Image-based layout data
**********

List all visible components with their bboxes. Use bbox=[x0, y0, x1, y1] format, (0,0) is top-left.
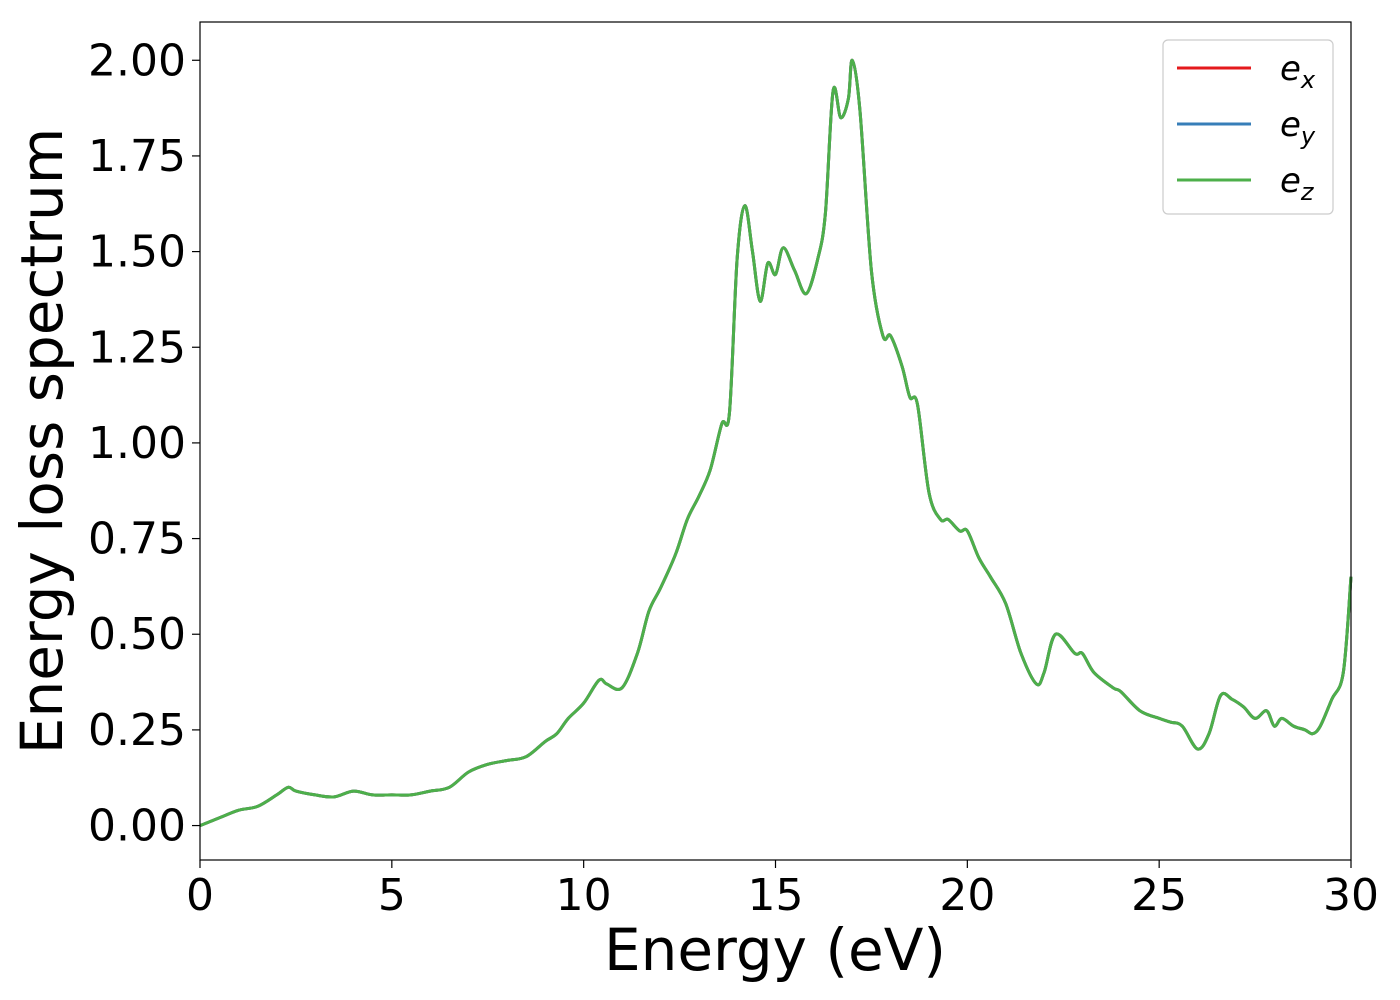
x-tick-label: 0 bbox=[186, 870, 214, 921]
y-axis-label: Energy loss spectrum bbox=[8, 128, 76, 754]
x-axis: 0 5 10 15 20 25 30 bbox=[186, 860, 1379, 921]
y-axis: 0.00 0.25 0.50 0.75 1.00 1.25 1.50 1.75 2.00 bbox=[88, 35, 200, 852]
y-tick-label: 2.00 bbox=[88, 35, 186, 86]
y-tick-label: 1.25 bbox=[88, 322, 186, 373]
y-tick-label: 0.25 bbox=[88, 705, 186, 756]
y-tick-label: 0.00 bbox=[88, 801, 186, 852]
x-axis-label: Energy (eV) bbox=[604, 916, 946, 984]
x-tick-label: 15 bbox=[748, 870, 804, 921]
legend-entry-e-y: ey bbox=[1280, 105, 1316, 150]
series-line-e-z bbox=[199, 58, 1353, 827]
x-tick-label: 5 bbox=[378, 870, 406, 921]
y-tick-label: 1.00 bbox=[88, 418, 186, 469]
x-tick-label: 30 bbox=[1323, 870, 1379, 921]
plot-frame bbox=[199, 21, 1352, 861]
x-tick-label: 20 bbox=[939, 870, 995, 921]
x-tick-label: 25 bbox=[1131, 870, 1187, 921]
y-tick-label: 1.75 bbox=[88, 131, 186, 182]
y-tick-label: 1.50 bbox=[88, 227, 186, 278]
legend-box bbox=[1162, 39, 1334, 215]
y-tick-label: 0.50 bbox=[88, 609, 186, 660]
x-tick-label: 10 bbox=[556, 870, 612, 921]
series-lines bbox=[199, 58, 1353, 827]
y-tick-label: 0.75 bbox=[88, 514, 186, 565]
plot-background bbox=[200, 22, 1351, 860]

**********

Copy the lines of the data from the line containing "x-tick-label: 0 bbox=[186, 870, 214, 921]" through the line containing "y-tick-label: 1.50 bbox=[88, 227, 186, 278]", both included, without any change.

x-tick-label: 0 bbox=[186, 870, 214, 921]
y-axis-label: Energy loss spectrum bbox=[8, 128, 76, 754]
x-axis: 0 5 10 15 20 25 30 bbox=[186, 860, 1379, 921]
y-axis: 0.00 0.25 0.50 0.75 1.00 1.25 1.50 1.75 2.00 bbox=[88, 35, 200, 852]
y-tick-label: 2.00 bbox=[88, 35, 186, 86]
y-tick-label: 1.25 bbox=[88, 322, 186, 373]
y-tick-label: 0.25 bbox=[88, 705, 186, 756]
y-tick-label: 0.00 bbox=[88, 801, 186, 852]
x-axis-label: Energy (eV) bbox=[604, 916, 946, 984]
x-tick-label: 15 bbox=[748, 870, 804, 921]
legend-entry-e-y: ey bbox=[1280, 105, 1316, 150]
series-line-e-z bbox=[199, 58, 1353, 827]
x-tick-label: 5 bbox=[378, 870, 406, 921]
y-tick-label: 1.00 bbox=[88, 418, 186, 469]
x-tick-label: 30 bbox=[1323, 870, 1379, 921]
plot-frame bbox=[199, 21, 1352, 861]
x-tick-label: 20 bbox=[939, 870, 995, 921]
x-tick-label: 25 bbox=[1131, 870, 1187, 921]
y-tick-label: 1.75 bbox=[88, 131, 186, 182]
y-tick-label: 1.50 bbox=[88, 227, 186, 278]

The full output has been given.